Given request.
Which lines of the records contain "comme"? Collect every one of them.

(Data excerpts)
----
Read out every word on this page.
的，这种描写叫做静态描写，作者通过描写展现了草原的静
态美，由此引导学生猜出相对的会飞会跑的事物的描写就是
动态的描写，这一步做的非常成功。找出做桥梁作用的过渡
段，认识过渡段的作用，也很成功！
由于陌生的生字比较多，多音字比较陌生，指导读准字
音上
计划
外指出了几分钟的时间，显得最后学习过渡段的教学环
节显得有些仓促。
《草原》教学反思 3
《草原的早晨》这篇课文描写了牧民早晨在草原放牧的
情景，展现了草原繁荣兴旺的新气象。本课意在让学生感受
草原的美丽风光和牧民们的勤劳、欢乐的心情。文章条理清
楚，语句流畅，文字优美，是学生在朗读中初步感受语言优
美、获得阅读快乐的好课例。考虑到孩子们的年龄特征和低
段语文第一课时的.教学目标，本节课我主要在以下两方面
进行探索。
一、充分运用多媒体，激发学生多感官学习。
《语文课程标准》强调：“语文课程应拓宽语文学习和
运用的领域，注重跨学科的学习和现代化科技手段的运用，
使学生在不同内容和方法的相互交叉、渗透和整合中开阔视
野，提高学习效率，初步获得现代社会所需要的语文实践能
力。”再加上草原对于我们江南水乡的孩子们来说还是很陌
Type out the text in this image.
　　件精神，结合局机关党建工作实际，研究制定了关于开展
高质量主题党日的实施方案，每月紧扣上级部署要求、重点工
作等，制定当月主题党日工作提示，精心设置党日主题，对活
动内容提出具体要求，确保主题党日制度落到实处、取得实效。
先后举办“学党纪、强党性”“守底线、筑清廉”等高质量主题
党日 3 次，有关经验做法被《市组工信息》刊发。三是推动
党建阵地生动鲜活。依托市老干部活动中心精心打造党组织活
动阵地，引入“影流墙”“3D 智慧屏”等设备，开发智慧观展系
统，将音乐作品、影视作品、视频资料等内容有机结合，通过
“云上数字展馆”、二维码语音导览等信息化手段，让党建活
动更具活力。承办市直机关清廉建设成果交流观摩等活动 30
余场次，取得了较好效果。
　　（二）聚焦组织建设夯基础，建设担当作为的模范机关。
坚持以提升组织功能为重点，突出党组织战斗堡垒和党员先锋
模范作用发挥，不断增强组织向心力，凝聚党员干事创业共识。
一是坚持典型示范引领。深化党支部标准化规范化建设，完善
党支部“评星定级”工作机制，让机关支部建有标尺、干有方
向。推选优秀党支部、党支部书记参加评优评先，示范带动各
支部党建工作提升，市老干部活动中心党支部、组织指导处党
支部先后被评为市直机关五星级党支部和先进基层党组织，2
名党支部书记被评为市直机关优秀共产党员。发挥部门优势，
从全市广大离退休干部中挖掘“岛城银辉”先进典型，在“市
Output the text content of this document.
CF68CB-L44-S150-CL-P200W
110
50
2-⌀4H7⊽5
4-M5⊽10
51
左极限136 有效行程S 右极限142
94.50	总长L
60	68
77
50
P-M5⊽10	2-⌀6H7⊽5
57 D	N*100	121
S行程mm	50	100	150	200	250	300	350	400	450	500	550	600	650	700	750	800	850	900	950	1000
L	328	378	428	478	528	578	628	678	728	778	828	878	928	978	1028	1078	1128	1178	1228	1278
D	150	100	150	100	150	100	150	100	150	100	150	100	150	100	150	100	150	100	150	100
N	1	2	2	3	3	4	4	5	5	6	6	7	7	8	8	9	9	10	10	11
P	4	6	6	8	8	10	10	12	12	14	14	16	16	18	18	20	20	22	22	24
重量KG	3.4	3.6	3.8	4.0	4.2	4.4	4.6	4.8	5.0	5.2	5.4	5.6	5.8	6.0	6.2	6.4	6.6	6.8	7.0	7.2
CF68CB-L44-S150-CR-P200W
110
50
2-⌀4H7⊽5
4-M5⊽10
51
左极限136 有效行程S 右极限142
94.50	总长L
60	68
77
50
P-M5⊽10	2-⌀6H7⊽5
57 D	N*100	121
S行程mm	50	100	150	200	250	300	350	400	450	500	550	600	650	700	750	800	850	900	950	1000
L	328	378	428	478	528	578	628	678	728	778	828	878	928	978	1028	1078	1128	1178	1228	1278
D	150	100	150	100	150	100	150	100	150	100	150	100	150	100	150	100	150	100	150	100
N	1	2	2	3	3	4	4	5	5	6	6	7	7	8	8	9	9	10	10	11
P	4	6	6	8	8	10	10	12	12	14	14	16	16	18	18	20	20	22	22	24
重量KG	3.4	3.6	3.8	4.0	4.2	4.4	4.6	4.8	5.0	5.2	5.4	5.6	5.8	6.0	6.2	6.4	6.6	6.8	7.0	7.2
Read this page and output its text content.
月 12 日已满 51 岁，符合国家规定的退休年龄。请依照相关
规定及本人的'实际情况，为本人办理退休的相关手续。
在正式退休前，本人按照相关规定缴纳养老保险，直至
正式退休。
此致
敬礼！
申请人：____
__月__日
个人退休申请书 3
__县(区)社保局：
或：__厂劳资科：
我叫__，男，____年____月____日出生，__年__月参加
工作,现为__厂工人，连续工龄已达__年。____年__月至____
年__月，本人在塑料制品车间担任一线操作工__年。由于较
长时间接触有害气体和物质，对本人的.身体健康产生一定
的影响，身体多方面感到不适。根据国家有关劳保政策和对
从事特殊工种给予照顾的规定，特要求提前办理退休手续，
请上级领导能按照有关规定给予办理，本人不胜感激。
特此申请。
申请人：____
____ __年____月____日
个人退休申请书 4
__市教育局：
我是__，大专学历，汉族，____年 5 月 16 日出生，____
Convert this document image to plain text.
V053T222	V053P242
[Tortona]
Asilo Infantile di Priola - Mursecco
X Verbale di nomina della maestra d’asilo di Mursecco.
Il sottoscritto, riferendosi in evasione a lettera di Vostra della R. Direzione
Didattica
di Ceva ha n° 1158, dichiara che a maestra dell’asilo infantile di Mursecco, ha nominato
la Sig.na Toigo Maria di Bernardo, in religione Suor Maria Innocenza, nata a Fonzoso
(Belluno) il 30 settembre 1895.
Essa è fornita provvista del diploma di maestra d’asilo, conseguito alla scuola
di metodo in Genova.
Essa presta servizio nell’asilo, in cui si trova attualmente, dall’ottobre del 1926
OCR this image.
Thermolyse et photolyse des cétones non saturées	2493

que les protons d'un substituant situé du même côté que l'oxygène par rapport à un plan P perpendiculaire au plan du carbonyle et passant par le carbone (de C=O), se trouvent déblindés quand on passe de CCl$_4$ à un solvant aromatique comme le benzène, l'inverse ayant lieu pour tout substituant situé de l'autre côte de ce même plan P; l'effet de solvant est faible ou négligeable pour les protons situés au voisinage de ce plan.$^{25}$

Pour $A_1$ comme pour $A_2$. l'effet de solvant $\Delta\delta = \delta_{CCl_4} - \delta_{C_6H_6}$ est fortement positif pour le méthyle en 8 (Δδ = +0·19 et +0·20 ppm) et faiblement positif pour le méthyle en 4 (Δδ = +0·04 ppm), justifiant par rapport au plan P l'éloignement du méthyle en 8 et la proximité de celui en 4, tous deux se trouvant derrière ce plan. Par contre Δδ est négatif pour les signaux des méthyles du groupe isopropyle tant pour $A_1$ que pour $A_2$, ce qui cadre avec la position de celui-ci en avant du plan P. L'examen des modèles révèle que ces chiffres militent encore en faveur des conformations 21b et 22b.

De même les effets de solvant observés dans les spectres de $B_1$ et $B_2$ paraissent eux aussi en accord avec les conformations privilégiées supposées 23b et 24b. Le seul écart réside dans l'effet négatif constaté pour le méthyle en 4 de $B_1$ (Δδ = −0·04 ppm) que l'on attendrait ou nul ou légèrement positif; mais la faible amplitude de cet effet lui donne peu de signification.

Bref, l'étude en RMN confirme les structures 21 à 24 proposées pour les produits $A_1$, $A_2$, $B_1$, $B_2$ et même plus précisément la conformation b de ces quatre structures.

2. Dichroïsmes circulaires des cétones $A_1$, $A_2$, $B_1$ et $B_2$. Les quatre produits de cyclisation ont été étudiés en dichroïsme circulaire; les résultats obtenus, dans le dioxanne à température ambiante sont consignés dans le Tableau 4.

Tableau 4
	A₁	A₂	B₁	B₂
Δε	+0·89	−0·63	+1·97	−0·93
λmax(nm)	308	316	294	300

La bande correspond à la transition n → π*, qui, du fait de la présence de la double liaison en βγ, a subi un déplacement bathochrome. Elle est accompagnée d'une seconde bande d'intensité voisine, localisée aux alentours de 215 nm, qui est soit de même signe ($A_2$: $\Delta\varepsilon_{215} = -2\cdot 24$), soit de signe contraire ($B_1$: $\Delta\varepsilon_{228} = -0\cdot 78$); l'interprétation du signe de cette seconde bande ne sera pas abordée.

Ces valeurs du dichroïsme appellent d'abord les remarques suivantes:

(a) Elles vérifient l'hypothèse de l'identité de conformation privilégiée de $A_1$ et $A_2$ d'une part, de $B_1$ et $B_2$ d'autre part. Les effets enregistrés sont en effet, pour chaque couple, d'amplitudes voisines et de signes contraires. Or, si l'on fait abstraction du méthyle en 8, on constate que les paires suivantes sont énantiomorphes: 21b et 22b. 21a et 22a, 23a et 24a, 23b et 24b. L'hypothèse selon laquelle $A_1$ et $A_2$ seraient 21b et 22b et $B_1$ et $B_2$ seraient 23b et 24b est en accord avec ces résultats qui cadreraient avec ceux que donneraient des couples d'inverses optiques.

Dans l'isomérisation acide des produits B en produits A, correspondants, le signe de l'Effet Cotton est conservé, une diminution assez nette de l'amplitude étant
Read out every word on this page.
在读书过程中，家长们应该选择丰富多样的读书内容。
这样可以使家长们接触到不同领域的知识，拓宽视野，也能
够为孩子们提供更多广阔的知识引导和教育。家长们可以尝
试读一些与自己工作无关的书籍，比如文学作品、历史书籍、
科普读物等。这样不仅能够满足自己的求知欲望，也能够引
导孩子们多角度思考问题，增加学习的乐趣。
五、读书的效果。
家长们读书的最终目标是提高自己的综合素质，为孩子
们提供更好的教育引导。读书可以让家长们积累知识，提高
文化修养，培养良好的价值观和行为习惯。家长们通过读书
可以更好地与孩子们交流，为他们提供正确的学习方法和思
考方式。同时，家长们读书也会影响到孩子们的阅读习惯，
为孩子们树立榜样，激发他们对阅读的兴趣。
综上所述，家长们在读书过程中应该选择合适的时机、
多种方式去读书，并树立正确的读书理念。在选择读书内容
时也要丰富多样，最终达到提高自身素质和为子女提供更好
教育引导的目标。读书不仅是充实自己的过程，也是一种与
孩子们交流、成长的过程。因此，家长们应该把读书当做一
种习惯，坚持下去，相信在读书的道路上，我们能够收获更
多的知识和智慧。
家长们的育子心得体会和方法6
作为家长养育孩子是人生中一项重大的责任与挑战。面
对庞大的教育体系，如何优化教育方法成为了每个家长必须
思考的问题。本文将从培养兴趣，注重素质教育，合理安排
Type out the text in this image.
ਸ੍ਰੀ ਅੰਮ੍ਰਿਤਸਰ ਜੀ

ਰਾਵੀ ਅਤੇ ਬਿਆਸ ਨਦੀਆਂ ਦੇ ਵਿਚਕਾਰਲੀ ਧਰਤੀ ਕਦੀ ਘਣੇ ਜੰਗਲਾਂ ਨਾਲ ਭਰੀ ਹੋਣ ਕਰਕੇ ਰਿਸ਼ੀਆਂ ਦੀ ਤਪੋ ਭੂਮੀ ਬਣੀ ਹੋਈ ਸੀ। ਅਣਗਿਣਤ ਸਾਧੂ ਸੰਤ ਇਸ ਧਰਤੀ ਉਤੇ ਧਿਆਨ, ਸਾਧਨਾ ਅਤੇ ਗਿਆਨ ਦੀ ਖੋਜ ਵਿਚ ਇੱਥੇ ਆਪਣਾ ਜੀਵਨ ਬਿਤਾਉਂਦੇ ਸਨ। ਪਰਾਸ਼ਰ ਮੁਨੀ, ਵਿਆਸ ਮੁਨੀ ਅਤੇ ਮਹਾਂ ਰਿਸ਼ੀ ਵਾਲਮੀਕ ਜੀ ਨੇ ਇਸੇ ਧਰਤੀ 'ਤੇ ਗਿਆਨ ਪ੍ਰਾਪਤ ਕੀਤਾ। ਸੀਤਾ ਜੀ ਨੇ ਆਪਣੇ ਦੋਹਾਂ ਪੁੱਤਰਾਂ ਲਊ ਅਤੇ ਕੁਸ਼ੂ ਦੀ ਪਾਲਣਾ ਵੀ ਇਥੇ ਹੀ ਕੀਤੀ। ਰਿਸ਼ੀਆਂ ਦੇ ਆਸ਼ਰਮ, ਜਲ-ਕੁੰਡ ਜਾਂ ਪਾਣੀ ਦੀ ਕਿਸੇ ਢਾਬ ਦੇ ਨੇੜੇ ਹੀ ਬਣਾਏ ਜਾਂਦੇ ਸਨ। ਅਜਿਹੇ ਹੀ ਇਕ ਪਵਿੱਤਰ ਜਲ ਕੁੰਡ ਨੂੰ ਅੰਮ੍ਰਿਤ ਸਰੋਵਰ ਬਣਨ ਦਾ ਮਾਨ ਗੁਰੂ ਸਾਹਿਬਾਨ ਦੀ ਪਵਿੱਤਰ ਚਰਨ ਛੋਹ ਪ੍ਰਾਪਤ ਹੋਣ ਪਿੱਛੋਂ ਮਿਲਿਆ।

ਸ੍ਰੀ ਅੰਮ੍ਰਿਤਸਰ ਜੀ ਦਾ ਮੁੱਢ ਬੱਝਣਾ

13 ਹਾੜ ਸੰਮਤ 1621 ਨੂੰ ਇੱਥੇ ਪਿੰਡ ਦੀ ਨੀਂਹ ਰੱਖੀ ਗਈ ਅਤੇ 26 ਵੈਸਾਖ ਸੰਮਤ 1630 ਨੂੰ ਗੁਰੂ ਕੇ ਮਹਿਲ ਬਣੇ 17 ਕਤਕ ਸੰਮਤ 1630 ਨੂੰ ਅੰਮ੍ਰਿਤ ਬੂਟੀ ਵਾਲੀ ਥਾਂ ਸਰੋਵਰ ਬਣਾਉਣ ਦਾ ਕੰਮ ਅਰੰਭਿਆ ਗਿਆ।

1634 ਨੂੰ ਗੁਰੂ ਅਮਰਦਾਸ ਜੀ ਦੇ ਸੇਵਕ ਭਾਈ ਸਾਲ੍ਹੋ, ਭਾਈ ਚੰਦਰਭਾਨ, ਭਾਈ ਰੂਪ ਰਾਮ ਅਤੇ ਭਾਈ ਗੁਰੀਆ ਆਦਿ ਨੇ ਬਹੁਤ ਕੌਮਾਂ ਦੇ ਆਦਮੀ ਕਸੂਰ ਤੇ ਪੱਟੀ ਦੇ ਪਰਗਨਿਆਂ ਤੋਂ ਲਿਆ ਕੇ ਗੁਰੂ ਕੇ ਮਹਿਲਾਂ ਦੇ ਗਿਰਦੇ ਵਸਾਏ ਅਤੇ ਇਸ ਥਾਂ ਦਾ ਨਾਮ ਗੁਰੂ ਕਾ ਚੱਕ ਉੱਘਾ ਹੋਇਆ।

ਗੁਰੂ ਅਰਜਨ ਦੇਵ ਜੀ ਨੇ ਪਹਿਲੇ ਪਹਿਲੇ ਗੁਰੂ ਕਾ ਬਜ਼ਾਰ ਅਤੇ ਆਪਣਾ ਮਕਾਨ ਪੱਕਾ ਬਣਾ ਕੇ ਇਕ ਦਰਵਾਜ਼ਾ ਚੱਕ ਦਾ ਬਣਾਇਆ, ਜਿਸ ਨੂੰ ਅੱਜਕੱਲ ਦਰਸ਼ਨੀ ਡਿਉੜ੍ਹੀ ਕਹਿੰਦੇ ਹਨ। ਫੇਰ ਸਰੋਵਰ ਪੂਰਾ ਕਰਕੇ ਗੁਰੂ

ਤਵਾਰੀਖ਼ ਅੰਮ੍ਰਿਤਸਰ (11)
----
The output.
que les protons d'un substituant situé du même côté que l'oxygène par rapport à un plan P perpendiculaire au plan du carbonyle et passant par le carbone (de C=O), se trouvent déblindés quand on passe de CCl$_4$ à un solvant aromatique comme le benzène, l'inverse ayant lieu pour tout substituant situé de l'autre côte de ce même plan P; l'effet de solvant est faible ou négligeable pour les protons situés au voisinage de ce plan.$^{25}$
Pour $A_1$ comme pour $A_2$. l'effet de solvant $\Delta\delta = \delta_{CCl_4} - \delta_{C_6H_6}$ est fortement positif pour le méthyle en 8 (Δδ = +0·19 et +0·20 ppm) et faiblement positif pour le méthyle en 4 (Δδ = +0·04 ppm), justifiant par rapport au plan P l'éloignement du méthyle en 8 et la proximité de celui en 4, tous deux se trouvant derrière ce plan. Par contre Δδ est négatif pour les signaux des méthyles du groupe isopropyle tant pour $A_1$ que pour $A_2$, ce qui cadre avec la position de celui-ci en avant du plan P. L'examen des modèles révèle que ces chiffres militent encore en faveur des conformations 21b et 22b.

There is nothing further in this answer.